_Directive_
Pictures stay out of the copy; restate everything else in the material exactly.

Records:
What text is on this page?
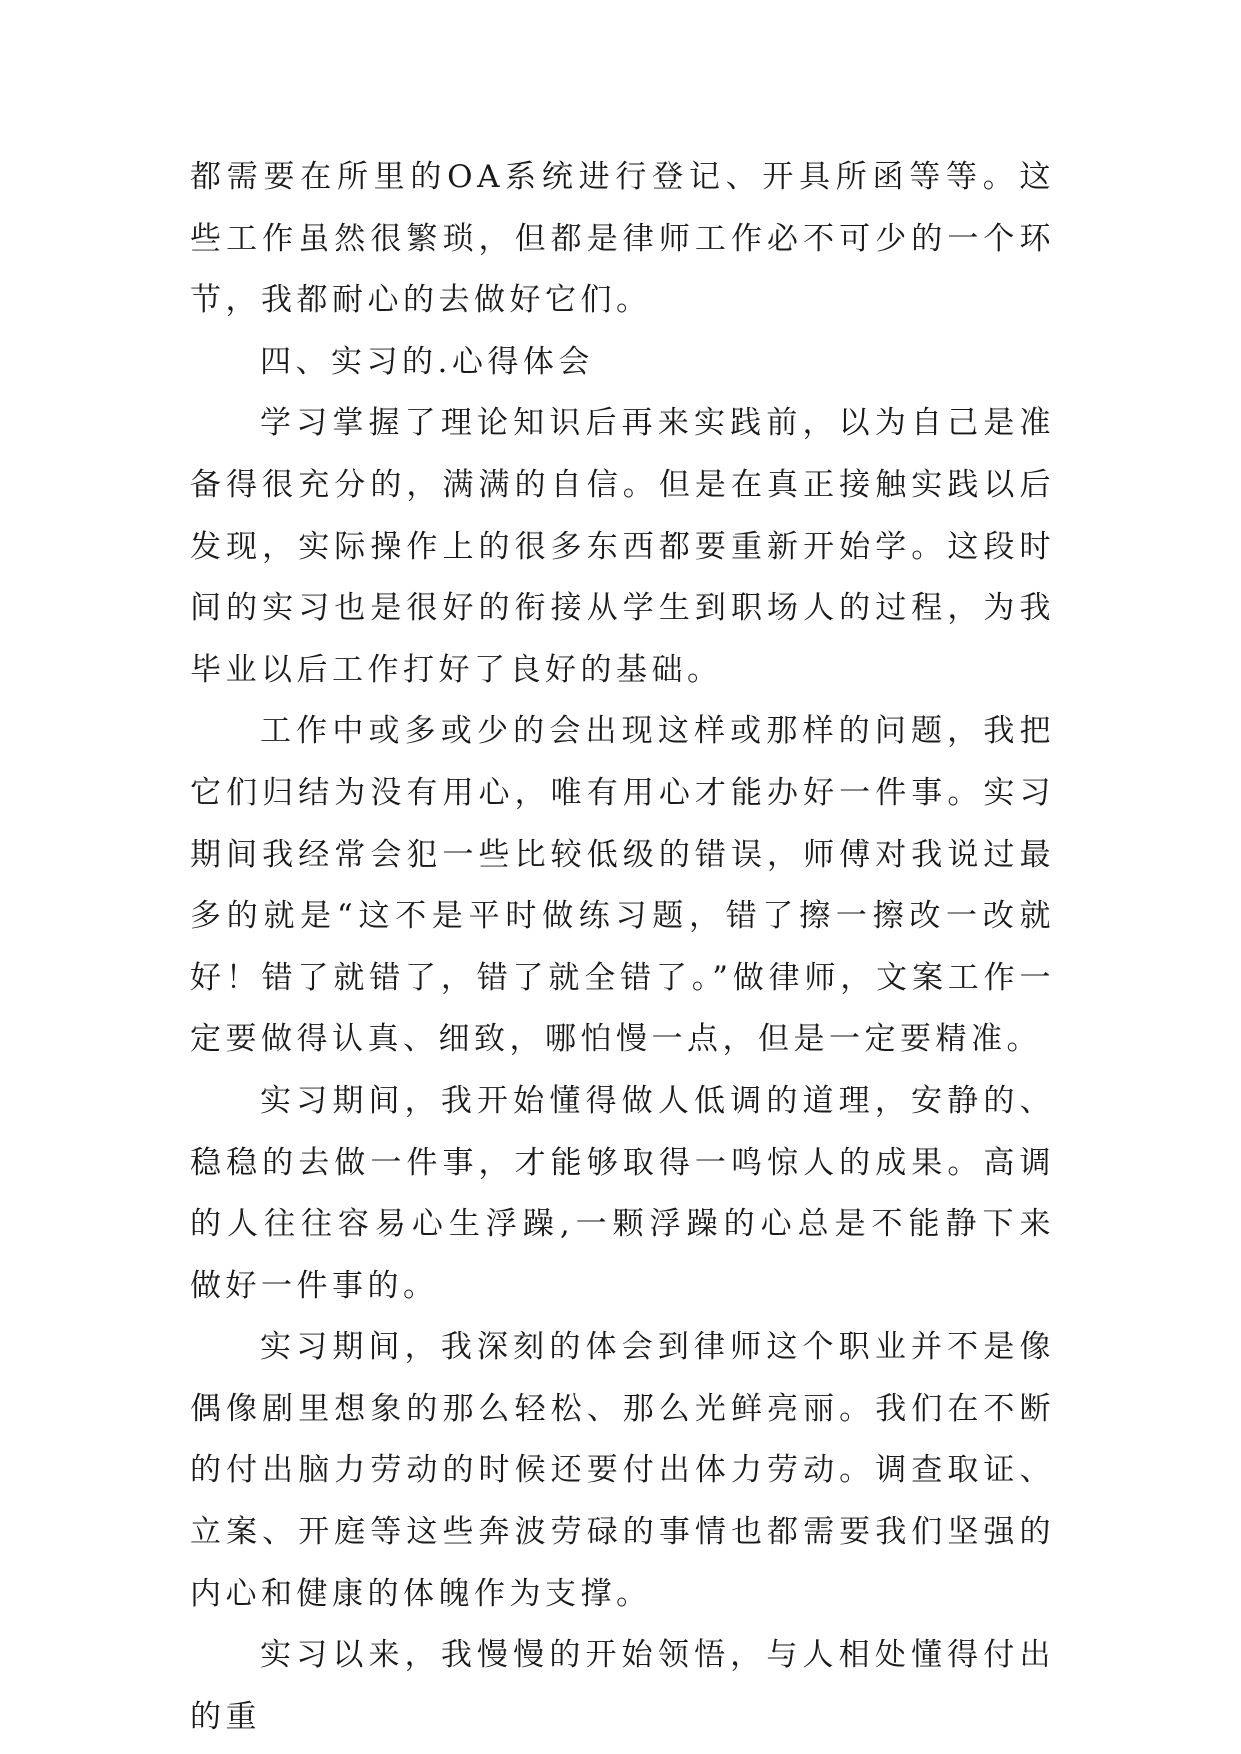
都需要在所里的OA系统进行登记、开具所函等等。这些工作虽然很繁琐，但都是律师工作必不可少的一个环节，我都耐心的去做好它们。

四、实习的.心得体会

学习掌握了理论知识后再来实践前，以为自己是准备得很充分的，满满的自信。但是在真正接触实践以后发现，实际操作上的很多东西都要重新开始学。这段时间的实习也是很好的衔接从学生到职场人的过程，为我毕业以后工作打好了良好的基础。

工作中或多或少的会出现这样或那样的问题，我把它们归结为没有用心，唯有用心才能办好一件事。实习期间我经常会犯一些比较低级的错误，师傅对我说过最多的就是“这不是平时做练习题，错了擦一擦改一改就好！错了就错了，错了就全错了。”做律师，文案工作一定要做得认真、细致，哪怕慢一点，但是一定要精准。

实习期间，我开始懂得做人低调的道理，安静的、稳稳的去做一件事，才能够取得一鸣惊人的成果。高调的人往往容易心生浮躁,一颗浮躁的心总是不能静下来做好一件事的。

实习期间，我深刻的体会到律师这个职业并不是像偶像剧里想象的那么轻松、那么光鲜亮丽。我们在不断的付出脑力劳动的时候还要付出体力劳动。调查取证、立案、开庭等这些奔波劳碌的事情也都需要我们坚强的内心和健康的体魄作为支撑。

实习以来，我慢慢的开始领悟，与人相处懂得付出的重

_Solved problem_
What text is on this page?
都需要在所里的OA系统进行登记、开具所函等等。这些工作虽然很繁琐，但都是律师工作必不可少的一个环节，我都耐心的去做好它们。

四、实习的.心得体会

学习掌握了理论知识后再来实践前，以为自己是准备得很充分的，满满的自信。但是在真正接触实践以后发现，实际操作上的很多东西都要重新开始学。这段时间的实习也是很好的衔接从学生到职场人的过程，为我毕业以后工作打好了良好的基础。

工作中或多或少的会出现这样或那样的问题，我把它们归结为没有用心，唯有用心才能办好一件事。实习期间我经常会犯一些比较低级的错误，师傅对我说过最多的就是“这不是平时做练习题，错了擦一擦改一改就好！错了就错了，错了就全错了。”做律师，文案工作一定要做得认真、细致，哪怕慢一点，但是一定要精准。

实习期间，我开始懂得做人低调的道理，安静的、稳稳的去做一件事，才能够取得一鸣惊人的成果。高调的人往往容易心生浮躁,一颗浮躁的心总是不能静下来做好一件事的。

实习期间，我深刻的体会到律师这个职业并不是像偶像剧里想象的那么轻松、那么光鲜亮丽。我们在不断的付出脑力劳动的时候还要付出体力劳动。调查取证、立案、开庭等这些奔波劳碌的事情也都需要我们坚强的内心和健康的体魄作为支撑。

实习以来，我慢慢的开始领悟，与人相处懂得付出的重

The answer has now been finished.